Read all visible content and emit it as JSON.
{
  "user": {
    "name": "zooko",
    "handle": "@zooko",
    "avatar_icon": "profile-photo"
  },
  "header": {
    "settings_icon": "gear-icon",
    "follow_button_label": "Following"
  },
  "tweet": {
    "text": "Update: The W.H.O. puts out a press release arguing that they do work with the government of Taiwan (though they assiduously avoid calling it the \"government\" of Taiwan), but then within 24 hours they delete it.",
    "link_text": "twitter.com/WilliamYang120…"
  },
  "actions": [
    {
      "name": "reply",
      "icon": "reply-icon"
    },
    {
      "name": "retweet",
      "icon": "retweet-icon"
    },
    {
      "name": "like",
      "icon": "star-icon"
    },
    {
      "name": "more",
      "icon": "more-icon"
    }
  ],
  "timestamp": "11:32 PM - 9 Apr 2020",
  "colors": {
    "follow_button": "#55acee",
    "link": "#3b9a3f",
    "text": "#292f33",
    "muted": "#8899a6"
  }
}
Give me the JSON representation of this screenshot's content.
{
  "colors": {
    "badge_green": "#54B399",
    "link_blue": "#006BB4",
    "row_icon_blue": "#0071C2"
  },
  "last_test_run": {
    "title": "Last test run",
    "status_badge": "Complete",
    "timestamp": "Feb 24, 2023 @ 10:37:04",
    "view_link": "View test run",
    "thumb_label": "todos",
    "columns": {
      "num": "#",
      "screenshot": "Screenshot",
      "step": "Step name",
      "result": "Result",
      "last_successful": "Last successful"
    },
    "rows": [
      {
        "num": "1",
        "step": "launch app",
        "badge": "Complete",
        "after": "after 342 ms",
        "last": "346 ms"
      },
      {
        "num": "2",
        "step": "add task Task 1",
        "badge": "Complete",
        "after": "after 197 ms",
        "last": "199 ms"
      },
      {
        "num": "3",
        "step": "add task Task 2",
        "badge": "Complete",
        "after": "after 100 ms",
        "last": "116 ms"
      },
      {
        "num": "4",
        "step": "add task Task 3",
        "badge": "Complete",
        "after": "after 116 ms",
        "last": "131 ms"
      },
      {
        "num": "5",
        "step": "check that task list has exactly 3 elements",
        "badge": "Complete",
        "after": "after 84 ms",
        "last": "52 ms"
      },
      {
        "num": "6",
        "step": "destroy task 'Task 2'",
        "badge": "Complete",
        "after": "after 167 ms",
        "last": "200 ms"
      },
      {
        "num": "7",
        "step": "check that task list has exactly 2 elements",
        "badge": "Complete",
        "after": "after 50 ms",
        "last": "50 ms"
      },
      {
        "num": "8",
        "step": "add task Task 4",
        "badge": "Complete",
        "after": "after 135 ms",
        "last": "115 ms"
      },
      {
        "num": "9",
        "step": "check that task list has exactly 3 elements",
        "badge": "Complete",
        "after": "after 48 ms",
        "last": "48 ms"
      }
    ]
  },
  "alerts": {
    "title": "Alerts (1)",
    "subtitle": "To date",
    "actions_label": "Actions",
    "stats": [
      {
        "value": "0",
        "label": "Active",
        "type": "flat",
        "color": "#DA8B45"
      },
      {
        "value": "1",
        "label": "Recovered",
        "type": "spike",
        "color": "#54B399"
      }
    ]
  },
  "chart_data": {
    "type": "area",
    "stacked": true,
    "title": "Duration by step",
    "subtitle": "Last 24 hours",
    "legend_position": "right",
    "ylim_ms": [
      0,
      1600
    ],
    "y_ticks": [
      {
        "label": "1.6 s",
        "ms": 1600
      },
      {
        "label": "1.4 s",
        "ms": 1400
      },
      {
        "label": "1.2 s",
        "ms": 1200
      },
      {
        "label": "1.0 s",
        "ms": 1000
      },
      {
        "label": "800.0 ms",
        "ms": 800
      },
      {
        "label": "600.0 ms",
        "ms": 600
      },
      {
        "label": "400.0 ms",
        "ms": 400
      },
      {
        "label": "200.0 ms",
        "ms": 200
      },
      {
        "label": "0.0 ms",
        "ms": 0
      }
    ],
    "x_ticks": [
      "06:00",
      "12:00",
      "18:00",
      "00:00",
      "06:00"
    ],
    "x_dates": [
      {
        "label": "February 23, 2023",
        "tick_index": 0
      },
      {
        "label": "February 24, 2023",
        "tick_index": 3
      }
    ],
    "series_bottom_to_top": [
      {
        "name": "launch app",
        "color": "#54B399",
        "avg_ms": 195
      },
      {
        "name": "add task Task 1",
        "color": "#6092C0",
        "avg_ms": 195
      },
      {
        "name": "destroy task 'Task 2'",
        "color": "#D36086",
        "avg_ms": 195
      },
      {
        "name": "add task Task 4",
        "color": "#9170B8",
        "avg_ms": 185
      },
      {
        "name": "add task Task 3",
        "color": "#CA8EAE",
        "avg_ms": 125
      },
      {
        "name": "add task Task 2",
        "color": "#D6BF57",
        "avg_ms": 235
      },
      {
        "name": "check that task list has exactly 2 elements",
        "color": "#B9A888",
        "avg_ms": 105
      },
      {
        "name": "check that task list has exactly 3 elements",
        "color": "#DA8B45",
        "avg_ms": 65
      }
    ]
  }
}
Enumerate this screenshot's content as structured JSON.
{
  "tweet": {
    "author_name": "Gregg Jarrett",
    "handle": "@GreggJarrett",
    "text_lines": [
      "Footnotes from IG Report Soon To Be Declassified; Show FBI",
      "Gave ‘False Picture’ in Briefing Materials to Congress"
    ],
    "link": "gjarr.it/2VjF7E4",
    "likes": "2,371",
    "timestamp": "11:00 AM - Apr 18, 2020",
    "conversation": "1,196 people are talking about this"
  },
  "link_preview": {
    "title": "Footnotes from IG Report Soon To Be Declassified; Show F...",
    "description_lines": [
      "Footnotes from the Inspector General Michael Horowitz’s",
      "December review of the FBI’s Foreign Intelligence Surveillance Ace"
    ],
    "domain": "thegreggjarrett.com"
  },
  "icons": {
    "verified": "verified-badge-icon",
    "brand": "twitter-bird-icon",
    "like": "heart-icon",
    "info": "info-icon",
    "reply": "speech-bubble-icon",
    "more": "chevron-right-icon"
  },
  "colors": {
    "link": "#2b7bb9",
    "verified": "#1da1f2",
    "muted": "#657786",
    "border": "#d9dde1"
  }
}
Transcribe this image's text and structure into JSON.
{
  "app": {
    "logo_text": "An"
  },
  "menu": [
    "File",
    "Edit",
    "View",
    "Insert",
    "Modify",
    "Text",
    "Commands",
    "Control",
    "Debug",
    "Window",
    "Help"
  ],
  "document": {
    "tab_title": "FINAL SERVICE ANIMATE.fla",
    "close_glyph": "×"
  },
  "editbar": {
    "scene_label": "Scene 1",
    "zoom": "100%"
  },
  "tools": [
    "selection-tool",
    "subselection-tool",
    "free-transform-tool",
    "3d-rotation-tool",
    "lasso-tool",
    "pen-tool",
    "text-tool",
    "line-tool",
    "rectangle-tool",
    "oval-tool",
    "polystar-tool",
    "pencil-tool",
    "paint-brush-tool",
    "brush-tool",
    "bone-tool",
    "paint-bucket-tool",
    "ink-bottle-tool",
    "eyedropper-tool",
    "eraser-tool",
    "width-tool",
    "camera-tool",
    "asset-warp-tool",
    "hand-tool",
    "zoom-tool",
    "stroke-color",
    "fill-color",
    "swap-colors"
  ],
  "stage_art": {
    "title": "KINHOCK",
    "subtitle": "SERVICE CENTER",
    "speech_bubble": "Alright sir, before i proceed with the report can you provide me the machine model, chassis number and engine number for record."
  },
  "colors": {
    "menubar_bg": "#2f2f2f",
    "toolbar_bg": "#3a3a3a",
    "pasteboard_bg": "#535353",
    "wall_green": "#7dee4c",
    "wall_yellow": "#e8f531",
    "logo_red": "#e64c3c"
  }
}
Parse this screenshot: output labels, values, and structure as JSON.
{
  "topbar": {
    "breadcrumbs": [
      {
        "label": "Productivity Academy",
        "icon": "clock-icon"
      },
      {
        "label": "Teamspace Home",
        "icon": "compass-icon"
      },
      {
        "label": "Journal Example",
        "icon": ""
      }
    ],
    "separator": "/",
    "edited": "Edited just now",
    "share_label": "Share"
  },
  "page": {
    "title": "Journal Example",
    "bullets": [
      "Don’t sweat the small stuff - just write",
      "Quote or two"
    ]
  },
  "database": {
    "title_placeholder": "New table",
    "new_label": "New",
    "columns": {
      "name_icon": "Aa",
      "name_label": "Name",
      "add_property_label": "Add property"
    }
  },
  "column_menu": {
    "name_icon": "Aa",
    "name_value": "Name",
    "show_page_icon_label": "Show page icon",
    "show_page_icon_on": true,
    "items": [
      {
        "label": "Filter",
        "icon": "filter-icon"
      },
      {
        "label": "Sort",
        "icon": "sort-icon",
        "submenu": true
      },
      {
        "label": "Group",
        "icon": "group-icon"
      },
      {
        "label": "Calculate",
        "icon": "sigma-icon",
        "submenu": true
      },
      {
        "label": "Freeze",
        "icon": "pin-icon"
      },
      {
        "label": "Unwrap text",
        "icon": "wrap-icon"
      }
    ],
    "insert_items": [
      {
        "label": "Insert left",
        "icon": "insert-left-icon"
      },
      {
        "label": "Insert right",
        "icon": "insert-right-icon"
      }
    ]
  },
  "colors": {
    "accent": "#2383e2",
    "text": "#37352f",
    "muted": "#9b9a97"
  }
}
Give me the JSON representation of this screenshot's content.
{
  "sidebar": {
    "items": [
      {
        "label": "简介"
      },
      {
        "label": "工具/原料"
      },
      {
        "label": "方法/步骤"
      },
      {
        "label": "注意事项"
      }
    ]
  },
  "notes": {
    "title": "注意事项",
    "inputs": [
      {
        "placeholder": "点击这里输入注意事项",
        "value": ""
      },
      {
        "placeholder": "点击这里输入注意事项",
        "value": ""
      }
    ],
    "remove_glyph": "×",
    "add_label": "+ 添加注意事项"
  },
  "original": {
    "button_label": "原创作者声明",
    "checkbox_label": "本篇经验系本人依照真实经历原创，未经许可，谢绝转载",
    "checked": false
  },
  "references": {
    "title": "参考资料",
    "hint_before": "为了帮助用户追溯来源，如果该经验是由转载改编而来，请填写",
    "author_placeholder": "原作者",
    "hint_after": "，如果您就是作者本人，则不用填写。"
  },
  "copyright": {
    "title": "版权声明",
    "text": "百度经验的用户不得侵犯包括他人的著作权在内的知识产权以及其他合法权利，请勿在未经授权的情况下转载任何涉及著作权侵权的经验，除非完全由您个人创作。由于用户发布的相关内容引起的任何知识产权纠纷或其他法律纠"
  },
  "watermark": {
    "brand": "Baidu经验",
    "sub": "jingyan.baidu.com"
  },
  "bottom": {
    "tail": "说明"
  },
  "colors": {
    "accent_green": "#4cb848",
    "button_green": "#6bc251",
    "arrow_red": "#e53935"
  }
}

TASK TO CARRY OUT
Gather all lines from the records above in which "that" appears.

REPLY
    "text": "Update: The W.H.O. puts out a press release arguing that they do work with the government of Taiwan (though they assiduously avoid calling it the \"government\" of Taiwan), but then within 24 hours they delete it.",
        "step": "check that task list has exactly 3 elements",
        "step": "check that task list has exactly 2 elements",
        "step": "check that task list has exactly 3 elements",
        "name": "check that task list has exactly 2 elements",
        "name": "check that task list has exactly 3 elements",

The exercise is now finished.